== Provided data

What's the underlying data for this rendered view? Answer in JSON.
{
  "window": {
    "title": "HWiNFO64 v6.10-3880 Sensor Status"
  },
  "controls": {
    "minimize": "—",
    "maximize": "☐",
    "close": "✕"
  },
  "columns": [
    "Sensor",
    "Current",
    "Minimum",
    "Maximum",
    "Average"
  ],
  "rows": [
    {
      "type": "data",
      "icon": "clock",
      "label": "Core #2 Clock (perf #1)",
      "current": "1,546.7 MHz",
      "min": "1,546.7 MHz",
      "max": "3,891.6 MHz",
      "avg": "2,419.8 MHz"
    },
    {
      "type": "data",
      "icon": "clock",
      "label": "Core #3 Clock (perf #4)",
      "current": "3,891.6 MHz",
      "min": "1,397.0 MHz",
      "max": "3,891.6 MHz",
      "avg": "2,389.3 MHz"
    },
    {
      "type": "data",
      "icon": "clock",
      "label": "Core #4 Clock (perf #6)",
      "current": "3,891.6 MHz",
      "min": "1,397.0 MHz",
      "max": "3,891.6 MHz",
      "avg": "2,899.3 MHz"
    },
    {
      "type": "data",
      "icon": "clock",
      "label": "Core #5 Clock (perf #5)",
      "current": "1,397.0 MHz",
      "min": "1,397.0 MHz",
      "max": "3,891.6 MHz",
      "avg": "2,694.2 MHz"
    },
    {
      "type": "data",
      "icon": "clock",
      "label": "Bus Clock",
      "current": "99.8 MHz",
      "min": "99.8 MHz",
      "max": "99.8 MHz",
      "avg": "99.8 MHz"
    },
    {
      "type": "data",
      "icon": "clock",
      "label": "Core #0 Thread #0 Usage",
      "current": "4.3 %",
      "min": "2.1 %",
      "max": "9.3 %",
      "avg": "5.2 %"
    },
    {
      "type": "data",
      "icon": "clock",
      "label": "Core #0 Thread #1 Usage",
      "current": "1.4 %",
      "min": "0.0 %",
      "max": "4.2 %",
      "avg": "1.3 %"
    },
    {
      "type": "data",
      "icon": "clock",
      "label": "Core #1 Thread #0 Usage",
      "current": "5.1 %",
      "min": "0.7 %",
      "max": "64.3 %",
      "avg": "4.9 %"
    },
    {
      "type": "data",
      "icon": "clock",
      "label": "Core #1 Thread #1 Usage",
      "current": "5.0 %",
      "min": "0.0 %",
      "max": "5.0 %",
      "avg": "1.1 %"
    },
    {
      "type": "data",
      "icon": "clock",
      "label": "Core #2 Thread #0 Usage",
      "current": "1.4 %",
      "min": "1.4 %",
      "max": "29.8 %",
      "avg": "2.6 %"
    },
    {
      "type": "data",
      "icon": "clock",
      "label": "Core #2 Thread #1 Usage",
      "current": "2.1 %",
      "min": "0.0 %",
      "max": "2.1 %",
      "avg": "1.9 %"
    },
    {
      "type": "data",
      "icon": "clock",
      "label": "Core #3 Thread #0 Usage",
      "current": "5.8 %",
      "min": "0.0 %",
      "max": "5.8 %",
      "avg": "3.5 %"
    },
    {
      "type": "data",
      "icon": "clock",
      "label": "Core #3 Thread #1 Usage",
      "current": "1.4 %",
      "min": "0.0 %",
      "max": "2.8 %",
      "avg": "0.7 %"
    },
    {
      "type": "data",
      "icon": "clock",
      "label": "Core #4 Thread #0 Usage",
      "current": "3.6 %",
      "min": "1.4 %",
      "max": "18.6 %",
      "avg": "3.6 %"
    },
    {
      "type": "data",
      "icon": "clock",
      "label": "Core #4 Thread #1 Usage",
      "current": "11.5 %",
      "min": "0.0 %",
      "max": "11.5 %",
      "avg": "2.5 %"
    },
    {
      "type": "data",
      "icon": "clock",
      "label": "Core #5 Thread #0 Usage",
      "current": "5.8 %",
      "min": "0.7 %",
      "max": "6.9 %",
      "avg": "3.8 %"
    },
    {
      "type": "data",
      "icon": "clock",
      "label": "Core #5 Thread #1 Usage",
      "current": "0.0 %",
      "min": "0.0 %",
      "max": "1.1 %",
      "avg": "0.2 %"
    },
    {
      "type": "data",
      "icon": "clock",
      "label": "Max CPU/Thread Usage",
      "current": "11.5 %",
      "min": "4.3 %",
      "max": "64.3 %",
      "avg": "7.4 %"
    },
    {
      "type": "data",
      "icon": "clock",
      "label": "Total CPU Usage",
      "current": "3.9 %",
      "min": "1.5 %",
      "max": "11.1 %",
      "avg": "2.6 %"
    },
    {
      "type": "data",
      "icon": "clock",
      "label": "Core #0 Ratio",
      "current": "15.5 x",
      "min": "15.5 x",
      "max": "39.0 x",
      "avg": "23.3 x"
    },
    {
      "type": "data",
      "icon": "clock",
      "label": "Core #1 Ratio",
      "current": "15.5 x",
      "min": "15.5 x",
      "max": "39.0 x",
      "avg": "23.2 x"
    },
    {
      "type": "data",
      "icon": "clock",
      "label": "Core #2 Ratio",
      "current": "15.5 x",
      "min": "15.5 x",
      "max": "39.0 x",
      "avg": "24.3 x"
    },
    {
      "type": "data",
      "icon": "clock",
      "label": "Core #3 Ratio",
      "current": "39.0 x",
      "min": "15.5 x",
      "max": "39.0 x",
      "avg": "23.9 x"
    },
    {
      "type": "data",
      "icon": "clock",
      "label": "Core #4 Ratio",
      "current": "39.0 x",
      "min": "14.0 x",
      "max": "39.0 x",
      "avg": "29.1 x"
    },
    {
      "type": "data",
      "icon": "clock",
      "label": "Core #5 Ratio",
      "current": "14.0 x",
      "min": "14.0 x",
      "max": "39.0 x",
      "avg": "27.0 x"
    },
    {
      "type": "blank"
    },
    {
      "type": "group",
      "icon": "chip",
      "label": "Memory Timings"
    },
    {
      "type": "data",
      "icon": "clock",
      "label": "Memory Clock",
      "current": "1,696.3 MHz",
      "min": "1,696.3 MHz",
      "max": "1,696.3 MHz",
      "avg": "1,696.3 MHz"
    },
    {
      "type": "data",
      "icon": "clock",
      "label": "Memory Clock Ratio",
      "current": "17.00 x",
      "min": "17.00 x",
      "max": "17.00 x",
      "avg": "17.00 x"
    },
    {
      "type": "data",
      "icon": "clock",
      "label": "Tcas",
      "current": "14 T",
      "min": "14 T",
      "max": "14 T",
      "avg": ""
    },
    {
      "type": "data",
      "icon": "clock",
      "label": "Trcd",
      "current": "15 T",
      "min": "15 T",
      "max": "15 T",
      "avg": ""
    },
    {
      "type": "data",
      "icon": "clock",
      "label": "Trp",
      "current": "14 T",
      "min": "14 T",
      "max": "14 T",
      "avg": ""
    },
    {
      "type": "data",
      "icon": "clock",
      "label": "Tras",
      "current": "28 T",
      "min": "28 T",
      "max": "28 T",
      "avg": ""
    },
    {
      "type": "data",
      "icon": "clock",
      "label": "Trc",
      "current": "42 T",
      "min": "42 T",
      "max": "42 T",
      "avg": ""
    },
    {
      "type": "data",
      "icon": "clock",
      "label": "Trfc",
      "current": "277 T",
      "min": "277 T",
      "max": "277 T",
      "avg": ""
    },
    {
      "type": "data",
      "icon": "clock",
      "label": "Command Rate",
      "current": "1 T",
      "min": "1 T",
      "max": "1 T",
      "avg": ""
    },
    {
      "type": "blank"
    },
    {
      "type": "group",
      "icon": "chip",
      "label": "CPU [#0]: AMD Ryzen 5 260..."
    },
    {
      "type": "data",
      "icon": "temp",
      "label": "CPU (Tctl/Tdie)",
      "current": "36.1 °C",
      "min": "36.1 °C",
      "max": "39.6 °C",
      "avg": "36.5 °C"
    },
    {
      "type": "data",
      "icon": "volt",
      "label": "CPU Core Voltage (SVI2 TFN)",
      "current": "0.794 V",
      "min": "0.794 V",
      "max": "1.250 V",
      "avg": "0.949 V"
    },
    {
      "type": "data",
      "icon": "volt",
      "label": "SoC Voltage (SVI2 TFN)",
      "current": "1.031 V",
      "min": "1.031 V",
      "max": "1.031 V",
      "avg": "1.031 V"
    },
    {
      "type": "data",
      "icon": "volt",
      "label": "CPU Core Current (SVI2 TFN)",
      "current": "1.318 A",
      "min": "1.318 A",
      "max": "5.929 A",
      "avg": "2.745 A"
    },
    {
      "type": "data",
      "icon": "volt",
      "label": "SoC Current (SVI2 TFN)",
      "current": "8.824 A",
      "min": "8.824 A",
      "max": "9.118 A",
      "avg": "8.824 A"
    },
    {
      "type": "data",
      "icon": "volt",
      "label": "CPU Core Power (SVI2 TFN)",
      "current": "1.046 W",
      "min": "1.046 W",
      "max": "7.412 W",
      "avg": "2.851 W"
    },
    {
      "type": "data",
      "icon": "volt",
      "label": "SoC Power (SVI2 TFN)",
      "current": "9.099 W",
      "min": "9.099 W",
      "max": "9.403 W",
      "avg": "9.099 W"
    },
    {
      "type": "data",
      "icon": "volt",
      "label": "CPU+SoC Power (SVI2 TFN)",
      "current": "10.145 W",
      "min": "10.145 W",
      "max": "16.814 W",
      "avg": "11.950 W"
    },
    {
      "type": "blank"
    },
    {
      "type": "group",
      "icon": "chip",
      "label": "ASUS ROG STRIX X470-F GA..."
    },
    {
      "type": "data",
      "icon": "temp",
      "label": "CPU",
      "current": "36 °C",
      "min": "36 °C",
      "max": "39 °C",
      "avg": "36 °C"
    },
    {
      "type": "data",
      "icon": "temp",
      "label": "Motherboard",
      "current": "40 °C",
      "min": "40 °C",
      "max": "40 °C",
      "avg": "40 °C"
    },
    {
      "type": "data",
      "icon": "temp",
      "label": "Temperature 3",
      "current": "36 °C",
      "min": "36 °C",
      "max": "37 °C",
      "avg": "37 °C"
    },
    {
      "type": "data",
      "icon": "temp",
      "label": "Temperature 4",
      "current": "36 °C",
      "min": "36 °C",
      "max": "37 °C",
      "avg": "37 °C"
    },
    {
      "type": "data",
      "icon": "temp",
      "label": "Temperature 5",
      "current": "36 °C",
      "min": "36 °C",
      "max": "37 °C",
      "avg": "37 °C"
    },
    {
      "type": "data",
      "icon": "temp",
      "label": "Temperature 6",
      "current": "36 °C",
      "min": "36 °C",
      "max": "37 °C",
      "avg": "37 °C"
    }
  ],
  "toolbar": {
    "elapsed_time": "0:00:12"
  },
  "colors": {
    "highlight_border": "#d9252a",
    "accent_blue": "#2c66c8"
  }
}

====

■ **Directive**:
Pull out each line containing the word "Memory" and copy it.

■ **Expected answer**:
      "label": "Memory Timings"
      "label": "Memory Clock",
      "label": "Memory Clock Ratio",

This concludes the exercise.